本文.
______
これらの最高裁の判例をみると、残業代込みの賃金(基本給に残業代を含める制度や固定残業代など)については、
・一律にそのような制度が無効ということではない。
しかし
・通常賃金と残業代とを区別できる必要があり、実質で判断すべき。
という考え方が貫かれているように見受けられます。

 実質で判断されるので、労働者側勝訴のケースもあれば、経営者側が訴えを退けるケースもあるといったように、結論はさまざまになっていくかもしれませんが、重視されるのは、通常賃金と残業代とを区別できるかどうかです。
 その区別ができないのなら、残業代込みの賃金を導入すべきではないということになりますね。
 一時ブームを築いた固定残業代などの残業代込みの賃金。経営の見通しが立てやすいというメリットは残りますが、コスト削減はもちろん、事務の軽減というメリットも失われた感があります。今後さらに導入する企業が減るかもしれませんね。

 なお、今回の最高裁の判断について、「働き方改革を巡る今後の議論にも影響を与えるのでは?」と報じている報道機関もあります。
 専門職でどんなに高給取りでも残業代は必要ということですから、”いわゆる高度プロフェッショナル制度(ホワイトカラー・エグゼンプション)の導入に釘をさした”という捉え方もできるかもしれませんね。
______
解くべき問題.
• A. 本文で挙げられている、残業代込みの賃金のメリットをすべて挙げてください。
• B. 本文によれば、通常賃金と残業代とを区別できない場合、残業代込みの賃金についてどうすべきだとされているか。
• C. 本文で、残業代込みの賃金をめぐる結論がさまざまになるかもしれないとされている理由を説明せよ。
これらの行は本文とは別の資料である。

視覚レイアウトの記録:
______
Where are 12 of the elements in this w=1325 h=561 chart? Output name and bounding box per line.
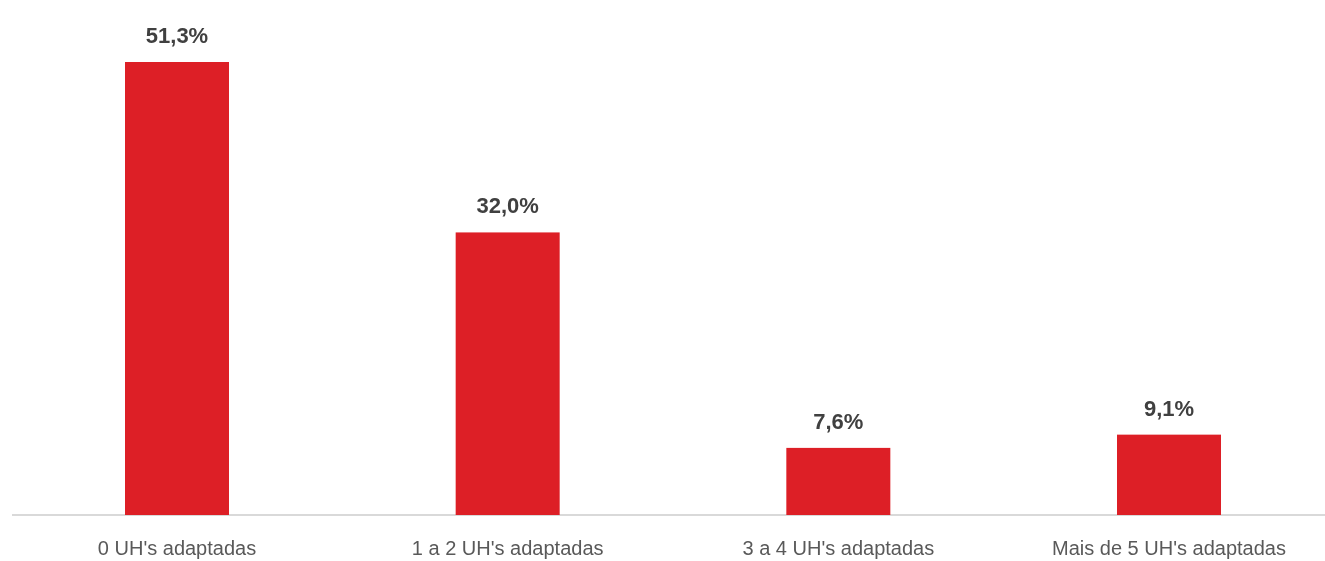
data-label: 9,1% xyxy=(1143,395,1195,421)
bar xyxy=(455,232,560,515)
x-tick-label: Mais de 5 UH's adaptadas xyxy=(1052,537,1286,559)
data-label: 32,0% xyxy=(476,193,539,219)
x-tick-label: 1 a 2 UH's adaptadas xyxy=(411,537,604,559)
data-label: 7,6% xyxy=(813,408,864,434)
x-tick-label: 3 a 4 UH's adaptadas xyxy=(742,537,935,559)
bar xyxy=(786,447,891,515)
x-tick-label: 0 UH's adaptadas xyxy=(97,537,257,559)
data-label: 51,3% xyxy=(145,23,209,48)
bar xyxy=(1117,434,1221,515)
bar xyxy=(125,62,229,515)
______
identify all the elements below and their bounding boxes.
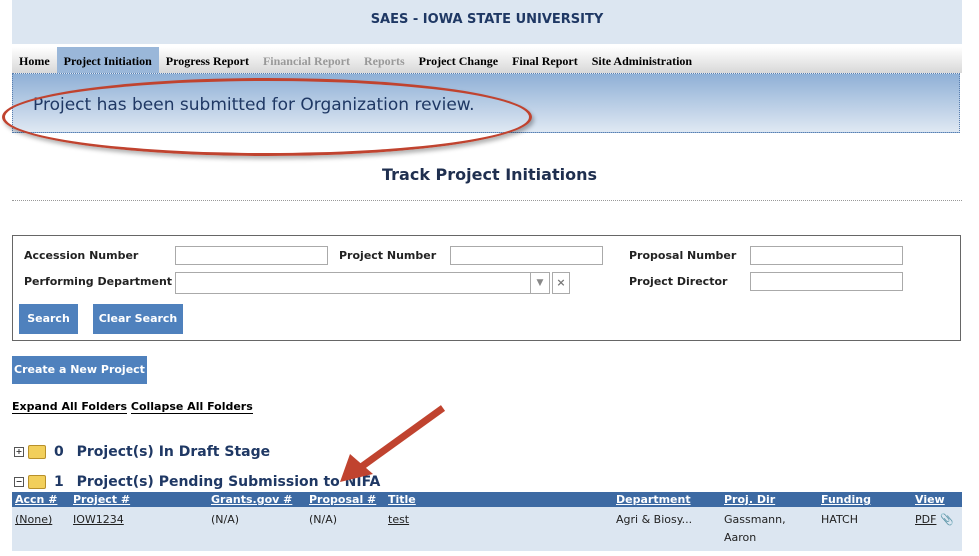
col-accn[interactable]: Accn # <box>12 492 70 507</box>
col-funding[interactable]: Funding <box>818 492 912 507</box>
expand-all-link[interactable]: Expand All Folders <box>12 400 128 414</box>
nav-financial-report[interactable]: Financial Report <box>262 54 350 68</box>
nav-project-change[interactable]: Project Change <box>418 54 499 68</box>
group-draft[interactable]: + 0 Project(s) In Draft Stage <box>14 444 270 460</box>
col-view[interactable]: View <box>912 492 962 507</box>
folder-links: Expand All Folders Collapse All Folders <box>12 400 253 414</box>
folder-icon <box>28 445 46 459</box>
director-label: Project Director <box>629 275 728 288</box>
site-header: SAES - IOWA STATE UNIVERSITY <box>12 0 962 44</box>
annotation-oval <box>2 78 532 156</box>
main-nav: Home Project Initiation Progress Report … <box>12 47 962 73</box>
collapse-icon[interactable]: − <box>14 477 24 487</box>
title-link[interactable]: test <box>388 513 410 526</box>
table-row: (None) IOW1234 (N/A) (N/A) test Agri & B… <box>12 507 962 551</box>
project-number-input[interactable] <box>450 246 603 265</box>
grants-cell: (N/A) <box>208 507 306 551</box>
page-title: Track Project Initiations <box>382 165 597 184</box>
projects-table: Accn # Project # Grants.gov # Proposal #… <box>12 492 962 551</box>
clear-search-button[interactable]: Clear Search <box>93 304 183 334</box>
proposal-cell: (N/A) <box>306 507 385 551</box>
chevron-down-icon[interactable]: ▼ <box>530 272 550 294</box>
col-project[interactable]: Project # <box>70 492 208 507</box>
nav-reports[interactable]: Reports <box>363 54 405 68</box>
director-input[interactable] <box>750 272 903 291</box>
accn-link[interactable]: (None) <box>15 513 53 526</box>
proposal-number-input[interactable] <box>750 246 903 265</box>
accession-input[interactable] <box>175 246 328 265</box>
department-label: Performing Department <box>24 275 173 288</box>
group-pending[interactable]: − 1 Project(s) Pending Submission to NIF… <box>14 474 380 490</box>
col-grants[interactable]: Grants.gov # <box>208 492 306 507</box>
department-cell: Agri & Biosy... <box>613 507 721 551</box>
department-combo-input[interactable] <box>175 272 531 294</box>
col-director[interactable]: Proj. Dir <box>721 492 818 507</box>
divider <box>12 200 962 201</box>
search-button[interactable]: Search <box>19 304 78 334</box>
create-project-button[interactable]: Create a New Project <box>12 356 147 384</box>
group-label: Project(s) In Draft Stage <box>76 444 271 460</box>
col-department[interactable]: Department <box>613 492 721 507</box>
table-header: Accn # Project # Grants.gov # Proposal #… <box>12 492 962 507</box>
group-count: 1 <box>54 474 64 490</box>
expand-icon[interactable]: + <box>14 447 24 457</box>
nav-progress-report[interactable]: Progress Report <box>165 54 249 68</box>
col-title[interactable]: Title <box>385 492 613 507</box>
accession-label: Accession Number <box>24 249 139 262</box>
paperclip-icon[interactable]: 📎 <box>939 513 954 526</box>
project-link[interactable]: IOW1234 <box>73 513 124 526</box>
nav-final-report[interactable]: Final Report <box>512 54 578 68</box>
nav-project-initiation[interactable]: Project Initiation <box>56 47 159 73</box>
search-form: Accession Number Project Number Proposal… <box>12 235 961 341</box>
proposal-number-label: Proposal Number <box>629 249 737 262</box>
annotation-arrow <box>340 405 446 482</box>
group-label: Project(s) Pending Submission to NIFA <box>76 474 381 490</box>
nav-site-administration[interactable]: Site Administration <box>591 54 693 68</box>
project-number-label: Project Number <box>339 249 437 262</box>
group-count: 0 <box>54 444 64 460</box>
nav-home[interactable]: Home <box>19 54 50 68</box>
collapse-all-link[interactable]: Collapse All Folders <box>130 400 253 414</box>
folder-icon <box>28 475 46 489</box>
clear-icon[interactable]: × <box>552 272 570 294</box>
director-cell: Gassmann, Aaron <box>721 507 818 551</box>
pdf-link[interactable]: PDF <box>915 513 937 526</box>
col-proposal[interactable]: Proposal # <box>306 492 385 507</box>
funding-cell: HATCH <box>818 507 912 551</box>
______
想定される解答.
• A. 経営の見通しが立てやすいこと、コスト削減、事務の軽減。

• B. 残業代込みの賃金を導入すべきではない。

• C. 判断が実質で行われるためである。そのため、労働者側が勝訴するケースもあれば、経営者側が訴えを退けるケースもある。